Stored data
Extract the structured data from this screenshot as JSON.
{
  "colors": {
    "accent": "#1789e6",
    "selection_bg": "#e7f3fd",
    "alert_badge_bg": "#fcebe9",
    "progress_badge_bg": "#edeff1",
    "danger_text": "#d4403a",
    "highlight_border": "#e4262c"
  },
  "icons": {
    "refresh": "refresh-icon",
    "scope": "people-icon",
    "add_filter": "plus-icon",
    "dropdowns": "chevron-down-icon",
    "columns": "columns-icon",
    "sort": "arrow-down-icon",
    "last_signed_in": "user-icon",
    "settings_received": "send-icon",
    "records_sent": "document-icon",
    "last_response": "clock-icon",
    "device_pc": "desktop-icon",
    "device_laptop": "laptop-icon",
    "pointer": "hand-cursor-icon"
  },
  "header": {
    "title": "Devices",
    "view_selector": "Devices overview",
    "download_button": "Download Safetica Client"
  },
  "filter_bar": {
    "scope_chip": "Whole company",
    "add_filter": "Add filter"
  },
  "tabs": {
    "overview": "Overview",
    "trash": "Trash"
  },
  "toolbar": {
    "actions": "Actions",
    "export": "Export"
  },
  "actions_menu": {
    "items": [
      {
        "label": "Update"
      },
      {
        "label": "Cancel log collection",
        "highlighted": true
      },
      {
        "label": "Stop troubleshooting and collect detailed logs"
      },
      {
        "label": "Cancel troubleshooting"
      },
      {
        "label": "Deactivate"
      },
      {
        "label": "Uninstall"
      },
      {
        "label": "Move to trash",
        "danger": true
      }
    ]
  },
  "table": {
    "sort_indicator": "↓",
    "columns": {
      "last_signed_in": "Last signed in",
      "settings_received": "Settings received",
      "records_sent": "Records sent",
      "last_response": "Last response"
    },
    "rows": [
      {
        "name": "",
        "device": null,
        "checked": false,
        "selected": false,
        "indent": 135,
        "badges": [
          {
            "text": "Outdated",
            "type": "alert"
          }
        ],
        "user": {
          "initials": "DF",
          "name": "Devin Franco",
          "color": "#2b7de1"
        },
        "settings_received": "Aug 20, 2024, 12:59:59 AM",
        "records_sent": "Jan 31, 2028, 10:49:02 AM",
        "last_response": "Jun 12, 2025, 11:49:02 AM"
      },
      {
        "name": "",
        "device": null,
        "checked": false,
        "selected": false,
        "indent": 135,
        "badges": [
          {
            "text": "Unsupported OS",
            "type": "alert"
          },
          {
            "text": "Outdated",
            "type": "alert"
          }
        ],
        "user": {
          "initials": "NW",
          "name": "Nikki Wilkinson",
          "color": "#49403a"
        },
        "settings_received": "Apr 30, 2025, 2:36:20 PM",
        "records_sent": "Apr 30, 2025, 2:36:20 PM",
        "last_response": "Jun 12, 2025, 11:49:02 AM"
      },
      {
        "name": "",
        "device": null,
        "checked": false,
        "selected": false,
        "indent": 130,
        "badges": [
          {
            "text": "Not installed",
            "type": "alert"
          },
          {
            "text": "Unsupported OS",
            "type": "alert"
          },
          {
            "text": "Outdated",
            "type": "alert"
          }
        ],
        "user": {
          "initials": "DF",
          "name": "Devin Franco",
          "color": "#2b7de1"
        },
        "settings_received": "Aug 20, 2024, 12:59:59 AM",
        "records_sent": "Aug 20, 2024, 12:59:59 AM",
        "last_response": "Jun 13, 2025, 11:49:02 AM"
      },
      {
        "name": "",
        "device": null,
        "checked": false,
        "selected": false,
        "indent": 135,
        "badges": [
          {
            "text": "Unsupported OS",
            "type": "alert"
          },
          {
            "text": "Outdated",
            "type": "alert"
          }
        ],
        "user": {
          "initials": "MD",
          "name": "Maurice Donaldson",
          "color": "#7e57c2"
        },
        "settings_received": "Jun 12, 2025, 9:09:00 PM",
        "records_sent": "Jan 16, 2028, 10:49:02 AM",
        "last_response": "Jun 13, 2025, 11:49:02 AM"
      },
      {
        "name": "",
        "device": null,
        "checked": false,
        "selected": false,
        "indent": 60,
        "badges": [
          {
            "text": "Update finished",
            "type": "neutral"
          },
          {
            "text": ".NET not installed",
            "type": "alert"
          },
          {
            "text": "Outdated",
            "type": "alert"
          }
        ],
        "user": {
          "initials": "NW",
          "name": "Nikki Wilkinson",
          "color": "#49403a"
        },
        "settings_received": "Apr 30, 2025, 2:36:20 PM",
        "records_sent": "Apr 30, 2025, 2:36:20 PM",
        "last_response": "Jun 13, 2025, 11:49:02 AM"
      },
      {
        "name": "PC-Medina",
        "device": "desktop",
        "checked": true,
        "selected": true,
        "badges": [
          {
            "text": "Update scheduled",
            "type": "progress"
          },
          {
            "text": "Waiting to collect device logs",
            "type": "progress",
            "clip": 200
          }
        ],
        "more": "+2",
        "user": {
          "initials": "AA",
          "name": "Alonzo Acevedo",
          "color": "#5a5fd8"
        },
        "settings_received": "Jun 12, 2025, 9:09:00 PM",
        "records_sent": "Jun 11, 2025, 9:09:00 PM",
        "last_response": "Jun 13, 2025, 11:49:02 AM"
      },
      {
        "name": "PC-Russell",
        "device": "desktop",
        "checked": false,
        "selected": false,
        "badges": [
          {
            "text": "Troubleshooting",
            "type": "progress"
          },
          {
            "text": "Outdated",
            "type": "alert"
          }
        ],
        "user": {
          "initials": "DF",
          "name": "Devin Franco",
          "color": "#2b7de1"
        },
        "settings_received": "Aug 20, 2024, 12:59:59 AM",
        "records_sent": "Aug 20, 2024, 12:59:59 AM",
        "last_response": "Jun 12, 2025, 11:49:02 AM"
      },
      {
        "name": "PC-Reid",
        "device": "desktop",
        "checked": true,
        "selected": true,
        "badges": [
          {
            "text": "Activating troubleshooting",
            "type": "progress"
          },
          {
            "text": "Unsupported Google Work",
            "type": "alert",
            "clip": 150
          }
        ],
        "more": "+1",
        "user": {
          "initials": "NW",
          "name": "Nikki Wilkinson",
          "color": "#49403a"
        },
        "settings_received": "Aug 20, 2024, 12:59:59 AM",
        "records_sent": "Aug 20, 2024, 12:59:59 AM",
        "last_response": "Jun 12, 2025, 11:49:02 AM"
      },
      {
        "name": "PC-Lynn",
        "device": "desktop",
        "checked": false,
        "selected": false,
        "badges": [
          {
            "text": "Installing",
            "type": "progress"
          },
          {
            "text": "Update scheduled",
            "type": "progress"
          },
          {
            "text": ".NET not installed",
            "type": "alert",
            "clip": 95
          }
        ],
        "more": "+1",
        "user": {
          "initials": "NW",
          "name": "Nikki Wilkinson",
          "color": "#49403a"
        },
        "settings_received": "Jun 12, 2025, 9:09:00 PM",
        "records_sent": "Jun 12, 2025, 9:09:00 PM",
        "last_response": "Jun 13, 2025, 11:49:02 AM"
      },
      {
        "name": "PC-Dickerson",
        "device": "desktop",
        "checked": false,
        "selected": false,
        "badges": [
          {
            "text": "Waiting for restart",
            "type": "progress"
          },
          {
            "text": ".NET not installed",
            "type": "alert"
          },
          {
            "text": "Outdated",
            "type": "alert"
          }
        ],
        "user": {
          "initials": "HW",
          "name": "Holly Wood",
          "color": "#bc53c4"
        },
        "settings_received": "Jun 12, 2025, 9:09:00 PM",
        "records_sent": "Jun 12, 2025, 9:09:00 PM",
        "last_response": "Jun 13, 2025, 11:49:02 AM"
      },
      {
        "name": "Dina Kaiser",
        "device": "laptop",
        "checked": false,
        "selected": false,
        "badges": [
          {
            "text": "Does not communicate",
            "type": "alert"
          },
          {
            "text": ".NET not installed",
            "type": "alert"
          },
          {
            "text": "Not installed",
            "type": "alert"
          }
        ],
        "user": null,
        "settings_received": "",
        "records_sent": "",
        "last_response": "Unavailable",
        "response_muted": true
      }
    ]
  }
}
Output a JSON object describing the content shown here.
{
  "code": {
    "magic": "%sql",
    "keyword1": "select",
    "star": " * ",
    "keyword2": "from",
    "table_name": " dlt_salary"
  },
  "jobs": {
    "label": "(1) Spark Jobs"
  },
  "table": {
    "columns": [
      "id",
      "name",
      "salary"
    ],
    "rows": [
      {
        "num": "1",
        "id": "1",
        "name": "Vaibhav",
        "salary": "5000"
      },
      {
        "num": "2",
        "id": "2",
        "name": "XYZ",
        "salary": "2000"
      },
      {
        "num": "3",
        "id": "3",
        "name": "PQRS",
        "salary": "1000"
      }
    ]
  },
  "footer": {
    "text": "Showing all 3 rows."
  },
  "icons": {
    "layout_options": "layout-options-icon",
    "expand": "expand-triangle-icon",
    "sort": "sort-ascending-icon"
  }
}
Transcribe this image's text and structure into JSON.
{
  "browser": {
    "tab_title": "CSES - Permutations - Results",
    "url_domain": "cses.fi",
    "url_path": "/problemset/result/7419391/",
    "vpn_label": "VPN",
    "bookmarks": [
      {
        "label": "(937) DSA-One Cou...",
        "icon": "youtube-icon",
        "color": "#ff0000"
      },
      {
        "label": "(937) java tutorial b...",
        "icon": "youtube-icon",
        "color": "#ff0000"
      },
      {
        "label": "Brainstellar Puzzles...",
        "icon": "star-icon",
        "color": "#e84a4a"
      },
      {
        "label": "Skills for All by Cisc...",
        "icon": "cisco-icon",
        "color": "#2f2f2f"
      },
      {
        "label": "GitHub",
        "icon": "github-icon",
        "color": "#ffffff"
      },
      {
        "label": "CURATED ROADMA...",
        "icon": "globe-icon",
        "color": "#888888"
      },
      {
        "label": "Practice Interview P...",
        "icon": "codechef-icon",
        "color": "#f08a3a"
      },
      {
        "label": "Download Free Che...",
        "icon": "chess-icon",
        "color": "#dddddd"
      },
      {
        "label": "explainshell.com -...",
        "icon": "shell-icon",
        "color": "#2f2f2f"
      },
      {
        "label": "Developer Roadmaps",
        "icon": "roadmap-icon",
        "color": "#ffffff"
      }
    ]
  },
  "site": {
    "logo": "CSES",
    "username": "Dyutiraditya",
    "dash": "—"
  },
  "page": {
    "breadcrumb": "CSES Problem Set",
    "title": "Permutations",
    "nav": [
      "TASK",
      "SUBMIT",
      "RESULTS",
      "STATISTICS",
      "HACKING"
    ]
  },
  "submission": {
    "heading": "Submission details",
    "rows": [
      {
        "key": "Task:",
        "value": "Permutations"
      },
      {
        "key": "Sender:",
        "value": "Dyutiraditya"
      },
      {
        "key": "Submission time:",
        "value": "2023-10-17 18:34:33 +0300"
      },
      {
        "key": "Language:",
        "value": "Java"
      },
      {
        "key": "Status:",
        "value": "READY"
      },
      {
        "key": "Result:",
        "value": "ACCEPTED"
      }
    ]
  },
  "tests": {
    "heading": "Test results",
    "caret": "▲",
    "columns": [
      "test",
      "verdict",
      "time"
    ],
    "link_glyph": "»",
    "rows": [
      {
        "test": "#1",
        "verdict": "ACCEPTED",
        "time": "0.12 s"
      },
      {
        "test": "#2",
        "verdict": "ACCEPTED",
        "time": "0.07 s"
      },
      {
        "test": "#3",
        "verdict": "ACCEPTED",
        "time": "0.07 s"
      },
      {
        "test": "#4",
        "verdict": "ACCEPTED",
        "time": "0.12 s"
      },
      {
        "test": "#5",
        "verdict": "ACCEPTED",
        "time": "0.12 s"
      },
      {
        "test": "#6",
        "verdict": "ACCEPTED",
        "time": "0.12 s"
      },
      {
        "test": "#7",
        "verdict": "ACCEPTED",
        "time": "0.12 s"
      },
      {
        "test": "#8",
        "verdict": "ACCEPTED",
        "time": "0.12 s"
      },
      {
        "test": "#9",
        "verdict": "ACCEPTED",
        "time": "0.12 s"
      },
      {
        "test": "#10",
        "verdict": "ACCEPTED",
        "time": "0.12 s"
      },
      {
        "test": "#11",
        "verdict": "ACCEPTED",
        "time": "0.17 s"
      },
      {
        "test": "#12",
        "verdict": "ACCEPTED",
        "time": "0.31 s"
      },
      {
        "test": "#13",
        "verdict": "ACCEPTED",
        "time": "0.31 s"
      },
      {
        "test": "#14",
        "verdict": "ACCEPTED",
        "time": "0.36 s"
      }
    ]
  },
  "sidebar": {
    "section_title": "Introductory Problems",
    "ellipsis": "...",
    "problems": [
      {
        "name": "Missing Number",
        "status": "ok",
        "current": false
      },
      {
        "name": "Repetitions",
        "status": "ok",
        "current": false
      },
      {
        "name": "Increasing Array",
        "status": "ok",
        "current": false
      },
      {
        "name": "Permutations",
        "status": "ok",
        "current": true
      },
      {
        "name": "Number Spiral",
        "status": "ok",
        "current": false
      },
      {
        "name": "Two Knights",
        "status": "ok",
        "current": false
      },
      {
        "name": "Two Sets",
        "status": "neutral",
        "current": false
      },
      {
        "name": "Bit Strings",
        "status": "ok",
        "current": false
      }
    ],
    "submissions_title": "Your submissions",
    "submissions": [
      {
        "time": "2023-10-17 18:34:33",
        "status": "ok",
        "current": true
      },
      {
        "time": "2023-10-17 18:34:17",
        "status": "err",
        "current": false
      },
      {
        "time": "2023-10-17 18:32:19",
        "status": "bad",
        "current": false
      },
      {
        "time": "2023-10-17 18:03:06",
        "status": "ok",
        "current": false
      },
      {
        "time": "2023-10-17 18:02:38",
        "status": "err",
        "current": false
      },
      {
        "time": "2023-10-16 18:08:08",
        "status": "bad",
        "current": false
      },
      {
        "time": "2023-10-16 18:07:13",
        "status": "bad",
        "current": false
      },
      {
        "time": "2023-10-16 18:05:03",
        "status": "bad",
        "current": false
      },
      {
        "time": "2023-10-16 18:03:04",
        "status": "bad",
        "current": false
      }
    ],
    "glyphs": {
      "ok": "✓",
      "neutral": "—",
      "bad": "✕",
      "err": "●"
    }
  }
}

> **Written exercise**:
Give the count of lines in the listing above that include "Permutations", with no other words.

> **Task solution**:
4